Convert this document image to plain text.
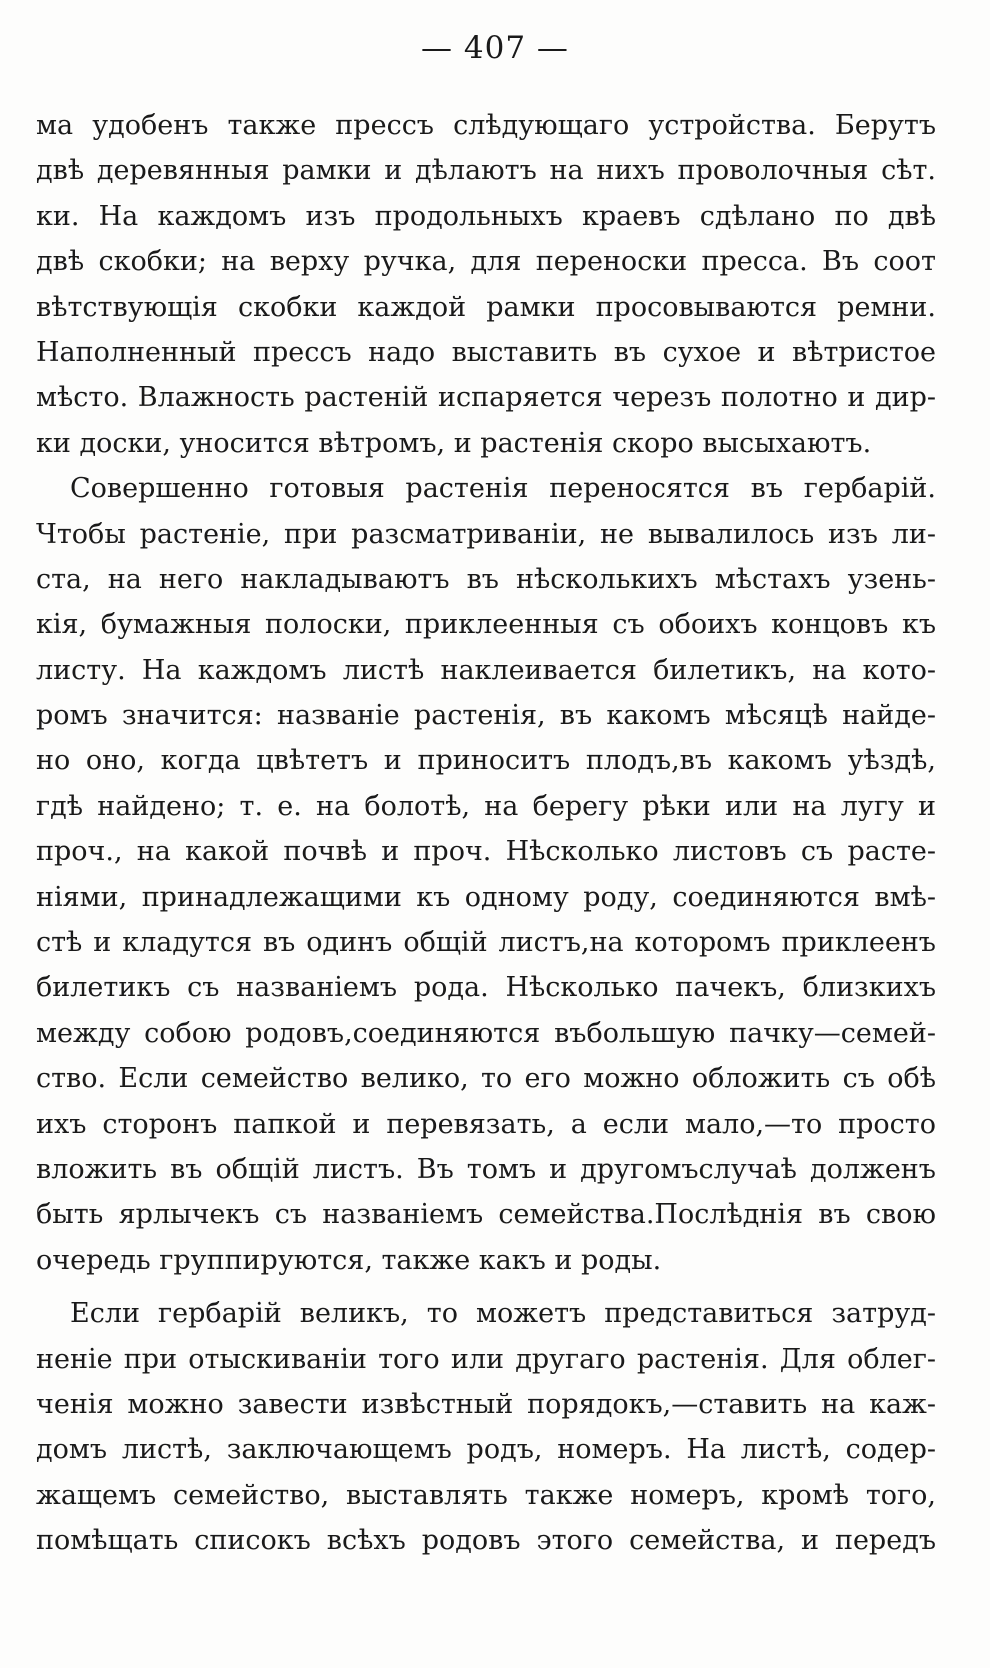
— 407 —
ма удобенъ также прессъ слѣдующаго устройства. Берутъ
двѣ деревянныя рамки и дѣлаютъ на нихъ проволочныя сѣт.
ки. На каждомъ изъ продольныхъ краевъ сдѣлано по двѣ
двѣ скобки; на верху ручка, для переноски пресса. Въ соот
вѣтствующія скобки каждой рамки просовываются ремни.
Наполненный прессъ надо выставить въ сухое и вѣтристое
мѣсто. Влажность растеній испаряется черезъ полотно и дир-
ки доски, уносится вѣтромъ, и растенія скоро высыхаютъ.
Совершенно готовыя растенія переносятся въ гербарій.
Чтобы растеніе, при разсматриваніи, не вывалилось изъ ли-
ста, на него накладываютъ въ нѣсколькихъ мѣстахъ узень-
кія, бумажныя полоски, приклеенныя съ обоихъ концовъ къ
листу. На каждомъ листѣ наклеивается билетикъ, на кото-
ромъ значится: названіе растенія, въ какомъ мѣсяцѣ найде-
но оно, когда цвѣтетъ и приноситъ плодъ,въ какомъ уѣздѣ,
гдѣ найдено; т. е. на болотѣ, на берегу рѣки или на лугу и
проч., на какой почвѣ и проч. Нѣсколько листовъ съ расте-
ніями, принадлежащими къ одному роду, соединяются вмѣ-
стѣ и кладутся въ одинъ общій листъ,на которомъ приклеенъ
билетикъ съ названіемъ рода. Нѣсколько пачекъ, близкихъ
между собою родовъ,соединяются въбольшую пачку—семей-
ство. Если семейство велико, то его можно обложить съ обѣ
ихъ сторонъ папкой и перевязать, а если мало,—то просто
вложить въ общій листъ. Въ томъ и другомъслучаѣ долженъ
быть ярлычекъ съ названіемъ семейства.Послѣднія въ свою
очередь группируются, также какъ и роды.
Если гербарій великъ, то можетъ представиться затруд-
неніе при отыскиваніи того или другаго растенія. Для облег-
ченія можно завести извѣстный порядокъ,—ставить на каж-
домъ листѣ, заключающемъ родъ, номеръ. На листѣ, содер-
жащемъ семейство, выставлять также номеръ, кромѣ того,
помѣщать списокъ всѣхъ родовъ этого семейства, и передъ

__________

Task goal:
Each record above should be copied character for character, with pictures dropped.

Exercise result:
Convert this document image to plain text.
— 407 —
ма удобенъ также прессъ слѣдующаго устройства. Берутъ
двѣ деревянныя рамки и дѣлаютъ на нихъ проволочныя сѣт.
ки. На каждомъ изъ продольныхъ краевъ сдѣлано по двѣ
двѣ скобки; на верху ручка, для переноски пресса. Въ соот
вѣтствующія скобки каждой рамки просовываются ремни.
Наполненный прессъ надо выставить въ сухое и вѣтристое
мѣсто. Влажность растеній испаряется черезъ полотно и дир-
ки доски, уносится вѣтромъ, и растенія скоро высыхаютъ.
Совершенно готовыя растенія переносятся въ гербарій.
Чтобы растеніе, при разсматриваніи, не вывалилось изъ ли-
ста, на него накладываютъ въ нѣсколькихъ мѣстахъ узень-
кія, бумажныя полоски, приклеенныя съ обоихъ концовъ къ
листу. На каждомъ листѣ наклеивается билетикъ, на кото-
ромъ значится: названіе растенія, въ какомъ мѣсяцѣ найде-
но оно, когда цвѣтетъ и приноситъ плодъ,въ какомъ уѣздѣ,
гдѣ найдено; т. е. на болотѣ, на берегу рѣки или на лугу и
проч., на какой почвѣ и проч. Нѣсколько листовъ съ расте-
ніями, принадлежащими къ одному роду, соединяются вмѣ-
стѣ и кладутся въ одинъ общій листъ,на которомъ приклеенъ
билетикъ съ названіемъ рода. Нѣсколько пачекъ, близкихъ
между собою родовъ,соединяются въбольшую пачку—семей-
ство. Если семейство велико, то его можно обложить съ обѣ
ихъ сторонъ папкой и перевязать, а если мало,—то просто
вложить въ общій листъ. Въ томъ и другомъслучаѣ долженъ
быть ярлычекъ съ названіемъ семейства.Послѣднія въ свою
очередь группируются, также какъ и роды.
Если гербарій великъ, то можетъ представиться затруд-
неніе при отыскиваніи того или другаго растенія. Для облег-
ченія можно завести извѣстный порядокъ,—ставить на каж-
домъ листѣ, заключающемъ родъ, номеръ. На листѣ, содер-
жащемъ семейство, выставлять также номеръ, кромѣ того,
помѣщать списокъ всѣхъ родовъ этого семейства, и передъ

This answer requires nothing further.